** start of Exercise input **

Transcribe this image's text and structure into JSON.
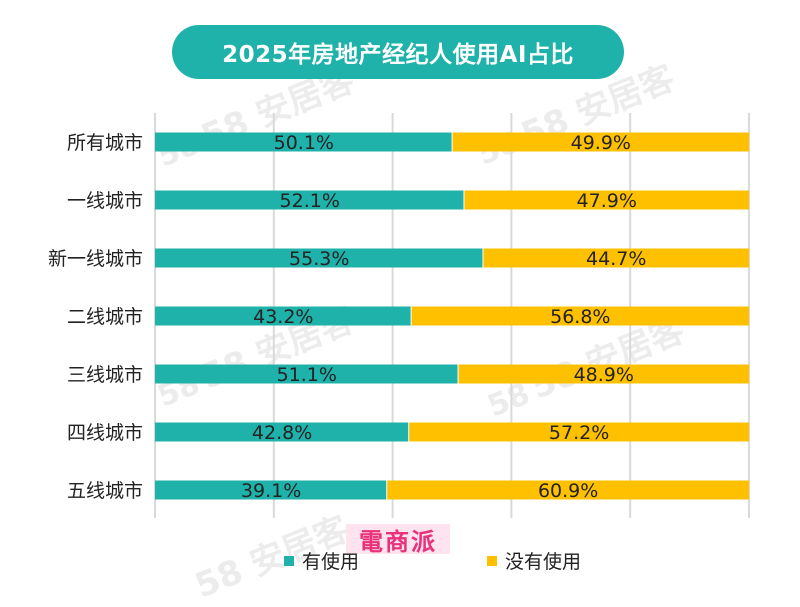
{
  "title": "2025年房地产经纪人使用AI占比",
  "watermark": "58 安居客",
  "stamp": "電商派",
  "colors": {
    "title_bg": "#1fb2aa",
    "used": "#1fb2aa",
    "not_used": "#ffc000",
    "grid": "#d9d9d9"
  },
  "chart_data": {
    "type": "bar",
    "orientation": "horizontal",
    "stacked": true,
    "categories": [
      "所有城市",
      "一线城市",
      "新一线城市",
      "二线城市",
      "三线城市",
      "四线城市",
      "五线城市"
    ],
    "series": [
      {
        "name": "有使用",
        "values": [
          50.1,
          52.1,
          55.3,
          43.2,
          51.1,
          42.8,
          39.1
        ]
      },
      {
        "name": "没有使用",
        "values": [
          49.9,
          47.9,
          44.7,
          56.8,
          48.9,
          57.2,
          60.9
        ]
      }
    ],
    "value_suffix": "%",
    "xlim": [
      0,
      100
    ],
    "grid": true,
    "legend_position": "bottom"
  },
  "legend": [
    {
      "label": "有使用",
      "color": "#1fb2aa"
    },
    {
      "label": "没有使用",
      "color": "#ffc000"
    }
  ]
}
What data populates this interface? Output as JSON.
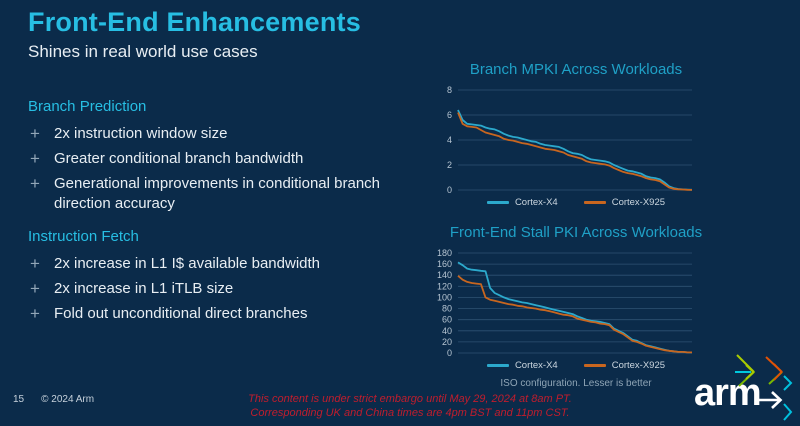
{
  "slide": {
    "title": "Front-End Enhancements",
    "subtitle": "Shines in real world use cases",
    "page_number": "15",
    "copyright": "© 2024 Arm",
    "footnote": "ISO configuration.  Lesser is better",
    "embargo_line1": "This content is under strict embargo until May 29, 2024 at 8am PT.",
    "embargo_line2": "Corresponding UK and China times are 4pm BST and 11pm CST.",
    "bullet_glyph": "+",
    "logo_text": "arm"
  },
  "sections": [
    {
      "heading": "Branch Prediction",
      "bullets": [
        "2x instruction window size",
        "Greater conditional branch bandwidth",
        "Generational improvements in conditional branch direction accuracy"
      ]
    },
    {
      "heading": "Instruction Fetch",
      "bullets": [
        "2x increase in L1 I$ available bandwidth",
        "2x increase in L1 iTLB size",
        "Fold out unconditional direct branches"
      ]
    }
  ],
  "colors": {
    "background": "#0B2B4A",
    "accent_cyan": "#27BEE3",
    "chart_title": "#1FA0C6",
    "cortex_x4": "#2CA9CC",
    "cortex_x925": "#C8661F",
    "embargo_red": "#C01D2D",
    "gridline": "#2E5273"
  },
  "chart_data": [
    {
      "type": "line",
      "title": "Branch MPKI Across Workloads",
      "xlabel": "",
      "ylabel": "",
      "x_note": "workloads sorted descending (no x tick labels)",
      "ylim": [
        0,
        8
      ],
      "yticks": [
        0,
        2,
        4,
        6,
        8
      ],
      "grid": true,
      "legend_position": "bottom",
      "series": [
        {
          "name": "Cortex-X4",
          "color": "#2CA9CC",
          "values": [
            6.4,
            5.6,
            5.3,
            5.25,
            5.2,
            5.15,
            5.0,
            4.9,
            4.85,
            4.7,
            4.5,
            4.35,
            4.25,
            4.2,
            4.1,
            4.0,
            3.9,
            3.85,
            3.7,
            3.6,
            3.55,
            3.5,
            3.45,
            3.3,
            3.1,
            2.95,
            2.9,
            2.8,
            2.6,
            2.45,
            2.4,
            2.35,
            2.3,
            2.2,
            2.0,
            1.85,
            1.7,
            1.55,
            1.5,
            1.4,
            1.3,
            1.1,
            1.0,
            0.95,
            0.85,
            0.6,
            0.3,
            0.15,
            0.08,
            0.05,
            0.03,
            0.02
          ]
        },
        {
          "name": "Cortex-X925",
          "color": "#C8661F",
          "values": [
            6.2,
            5.3,
            5.1,
            5.05,
            5.0,
            4.8,
            4.6,
            4.5,
            4.4,
            4.3,
            4.1,
            4.0,
            3.95,
            3.85,
            3.75,
            3.7,
            3.6,
            3.5,
            3.4,
            3.3,
            3.25,
            3.2,
            3.1,
            3.0,
            2.8,
            2.7,
            2.6,
            2.5,
            2.3,
            2.2,
            2.15,
            2.1,
            2.05,
            1.95,
            1.75,
            1.6,
            1.45,
            1.35,
            1.3,
            1.2,
            1.1,
            0.95,
            0.85,
            0.8,
            0.7,
            0.45,
            0.2,
            0.1,
            0.06,
            0.04,
            0.02,
            0.01
          ]
        }
      ]
    },
    {
      "type": "line",
      "title": "Front-End Stall PKI Across Workloads",
      "xlabel": "",
      "ylabel": "",
      "x_note": "workloads sorted descending (no x tick labels)",
      "ylim": [
        0,
        180
      ],
      "yticks": [
        0,
        20,
        40,
        60,
        80,
        100,
        120,
        140,
        160,
        180
      ],
      "grid": true,
      "legend_position": "bottom",
      "series": [
        {
          "name": "Cortex-X4",
          "color": "#2CA9CC",
          "values": [
            163,
            158,
            152,
            150,
            149,
            148,
            147,
            117,
            108,
            104,
            100,
            97,
            95,
            93,
            91,
            90,
            88,
            86,
            84,
            82,
            80,
            78,
            76,
            74,
            72,
            70,
            66,
            63,
            60,
            58,
            57,
            56,
            54,
            52,
            44,
            40,
            36,
            30,
            24,
            22,
            18,
            14,
            12,
            10,
            8,
            6,
            4,
            3,
            2,
            2,
            1,
            1
          ]
        },
        {
          "name": "Cortex-X925",
          "color": "#C8661F",
          "values": [
            139,
            132,
            128,
            126,
            125,
            124,
            100,
            96,
            94,
            92,
            90,
            88,
            87,
            85,
            84,
            82,
            81,
            80,
            78,
            77,
            75,
            73,
            71,
            69,
            68,
            66,
            62,
            60,
            58,
            56,
            55,
            53,
            52,
            50,
            42,
            38,
            34,
            28,
            22,
            20,
            17,
            13,
            11,
            9,
            7,
            5,
            4,
            3,
            2,
            2,
            1,
            1
          ]
        }
      ]
    }
  ]
}
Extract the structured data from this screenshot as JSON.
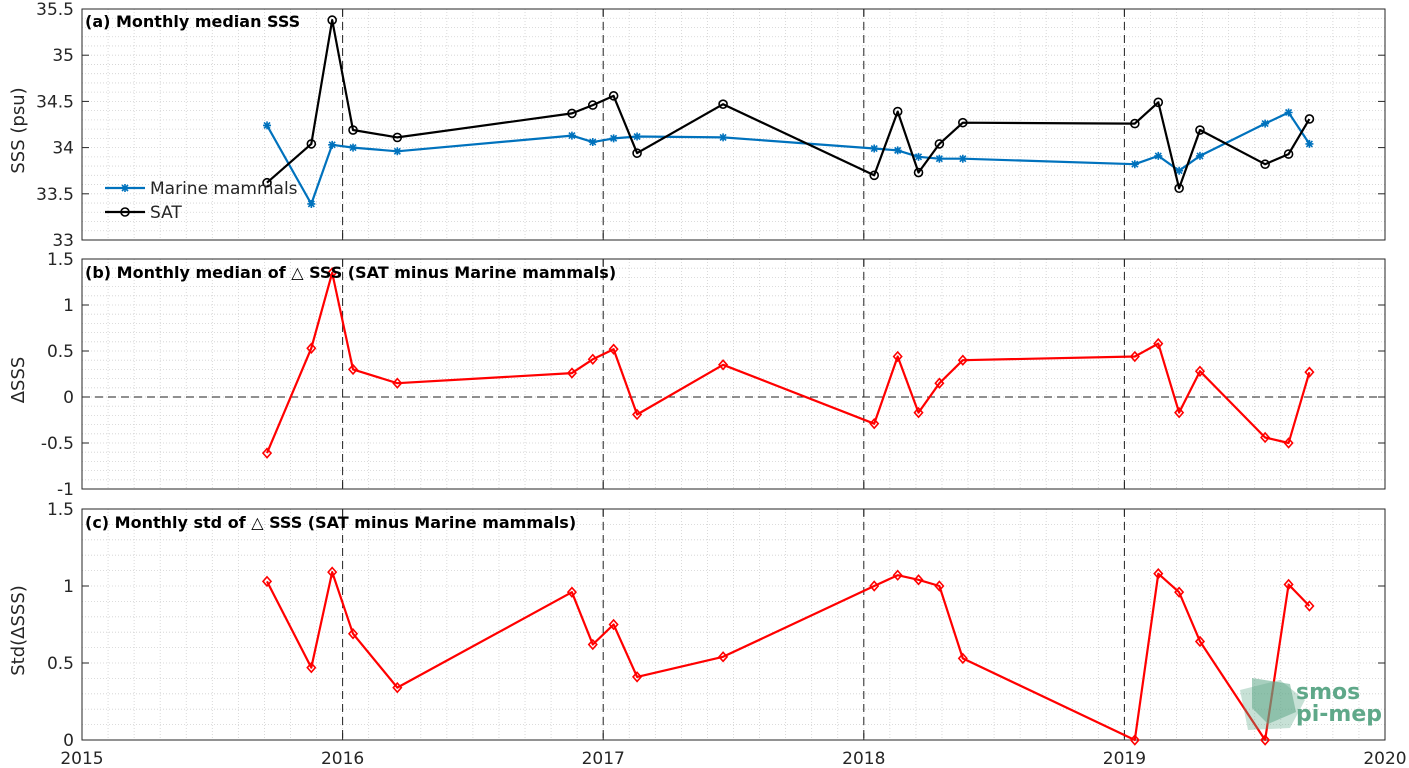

** end of Exercise input **

**Set task**.
Filter the listing above by the word "heading"; copy each line that passes.

**Exercise output**.
      "heading": "Branch Prediction",
      "heading": "Instruction Fetch",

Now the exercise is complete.